#### WHAT NEEDS TO BE DONE
Lines from the listing that hold the string "Decile" are what you should return.

#### DATA PROVIDED
• • • • • • •
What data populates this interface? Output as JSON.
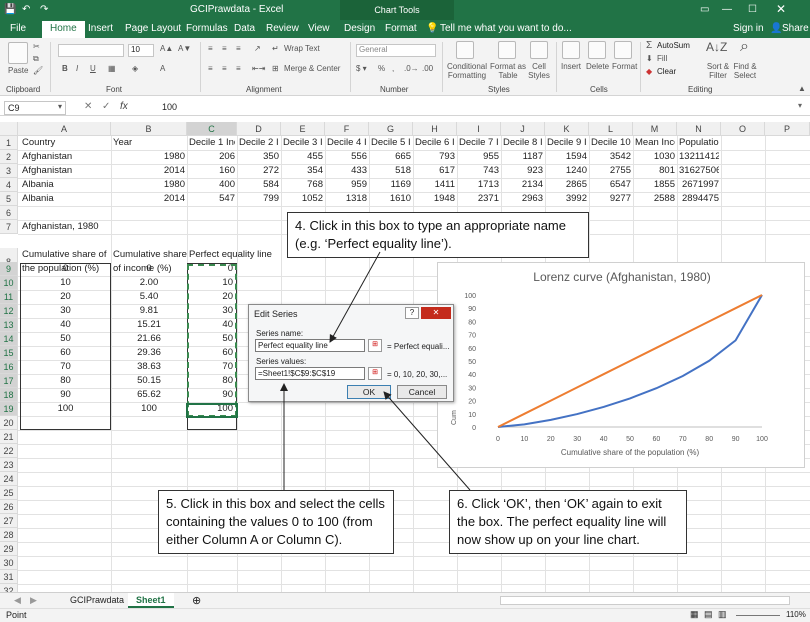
{
  "titlebar": {
    "title": "GCIPrawdata - Excel",
    "context_tab": "Chart Tools",
    "signin": "Sign in",
    "share": "Share"
  },
  "tabs": [
    "File",
    "Home",
    "Insert",
    "Page Layout",
    "Formulas",
    "Data",
    "Review",
    "View",
    "Design",
    "Format"
  ],
  "tell_me": "Tell me what you want to do...",
  "ribbon": {
    "paste": "Paste",
    "font_size": "10",
    "wrap_text": "Wrap Text",
    "merge_center": "Merge & Center",
    "number_format": "General",
    "conditional_formatting": "Conditional Formatting",
    "format_as_table": "Format as Table",
    "cell_styles": "Cell Styles",
    "insert": "Insert",
    "delete": "Delete",
    "format": "Format",
    "autosum": "AutoSum",
    "fill": "Fill",
    "clear": "Clear",
    "sort_filter": "Sort & Filter",
    "find_select": "Find & Select",
    "groups": [
      "Clipboard",
      "Font",
      "Alignment",
      "Number",
      "Styles",
      "Cells",
      "Editing"
    ]
  },
  "formula_bar": {
    "name_box": "C9",
    "fx": "fx",
    "value": "100"
  },
  "sheet": {
    "columns": [
      "A",
      "B",
      "C",
      "D",
      "E",
      "F",
      "G",
      "H",
      "I",
      "J",
      "K",
      "L",
      "M",
      "N",
      "O",
      "P"
    ],
    "rows": [
      "1",
      "2",
      "3",
      "4",
      "5",
      "6",
      "7",
      "8",
      "9",
      "10",
      "11",
      "12",
      "13",
      "14",
      "15",
      "16",
      "17",
      "18",
      "19",
      "20",
      "21",
      "22",
      "23",
      "24",
      "25",
      "26",
      "27",
      "28",
      "29",
      "30",
      "31",
      "32"
    ],
    "header_row": [
      "Country",
      "Year",
      "Decile 1 Inc",
      "Decile 2 In",
      "Decile 3 In",
      "Decile 4 In",
      "Decile 5 In",
      "Decile 6 In",
      "Decile 7 In",
      "Decile 8 In",
      "Decile 9 In",
      "Decile 10 I",
      "Mean Inco",
      "Population"
    ],
    "data_rows": [
      [
        "Afghanistan",
        "1980",
        "206",
        "350",
        "455",
        "556",
        "665",
        "793",
        "955",
        "1187",
        "1594",
        "3542",
        "1030",
        "13211412"
      ],
      [
        "Afghanistan",
        "2014",
        "160",
        "272",
        "354",
        "433",
        "518",
        "617",
        "743",
        "923",
        "1240",
        "2755",
        "801",
        "31627506"
      ],
      [
        "Albania",
        "1980",
        "400",
        "584",
        "768",
        "959",
        "1169",
        "1411",
        "1713",
        "2134",
        "2865",
        "6547",
        "1855",
        "2671997"
      ],
      [
        "Albania",
        "2014",
        "547",
        "799",
        "1052",
        "1318",
        "1610",
        "1948",
        "2371",
        "2963",
        "3992",
        "9277",
        "2588",
        "2894475"
      ]
    ],
    "a7": "Afghanistan, 1980",
    "a8": [
      "Cumulative share of",
      "the population (%)"
    ],
    "b8": [
      "Cumulative share",
      "of income (%)"
    ],
    "c8": "Perfect equality line",
    "col_a": [
      "0",
      "10",
      "20",
      "30",
      "40",
      "50",
      "60",
      "70",
      "80",
      "90",
      "100"
    ],
    "col_b": [
      "0",
      "2.00",
      "5.40",
      "9.81",
      "15.21",
      "21.66",
      "29.36",
      "38.63",
      "50.15",
      "65.62",
      "100"
    ],
    "col_c": [
      "0",
      "10",
      "20",
      "30",
      "40",
      "50",
      "60",
      "70",
      "80",
      "90",
      "100"
    ]
  },
  "dialog": {
    "title": "Edit Series",
    "help": "?",
    "close": "✕",
    "series_name_label": "Series name:",
    "series_name_value": "Perfect equality line",
    "series_name_preview": "= Perfect equali...",
    "series_values_label": "Series values:",
    "series_values_value": "=Sheet1!$C$9:$C$19",
    "series_values_preview": "= 0, 10, 20, 30,...",
    "ok": "OK",
    "cancel": "Cancel"
  },
  "callouts": {
    "c4": "4. Click in this box to type an appropriate name (e.g. ‘Perfect equality line’).",
    "c5": "5. Click in this box and select the cells containing the values 0 to 100 (from either Column A or Column C).",
    "c6": "6. Click ‘OK’, then ‘OK’ again to exit the box. The perfect equality line will now show up on your line chart."
  },
  "chart_data": {
    "type": "line",
    "title": "Lorenz curve (Afghanistan, 1980)",
    "xlabel": "Cumulative share of the population (%)",
    "ylabel": "Cum",
    "categories": [
      "0",
      "10",
      "20",
      "30",
      "40",
      "50",
      "60",
      "70",
      "80",
      "90",
      "100"
    ],
    "series": [
      {
        "values": [
          0,
          2.0,
          5.4,
          9.81,
          15.21,
          21.66,
          29.36,
          38.63,
          50.15,
          65.62,
          100
        ],
        "color": "#4472c4"
      },
      {
        "values": [
          0,
          10,
          20,
          30,
          40,
          50,
          60,
          70,
          80,
          90,
          100
        ],
        "color": "#ed7d31"
      }
    ],
    "y_ticks": [
      "0",
      "10",
      "20",
      "30",
      "40",
      "50",
      "60",
      "70",
      "80",
      "90",
      "100"
    ],
    "ylim": [
      0,
      100
    ]
  },
  "sheet_tabs": [
    "GCIPrawdata",
    "Sheet1"
  ],
  "add_sheet": "⊕",
  "status": {
    "mode": "Point",
    "zoom": "110%"
  }
}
• • • • • • •
#### ANSWER TO THE EXERCISE
      "Decile 1 Inc",
      "Decile 2 In",
      "Decile 3 In",
      "Decile 4 In",
      "Decile 5 In",
      "Decile 6 In",
      "Decile 7 In",
      "Decile 8 In",
      "Decile 9 In",
      "Decile 10 I",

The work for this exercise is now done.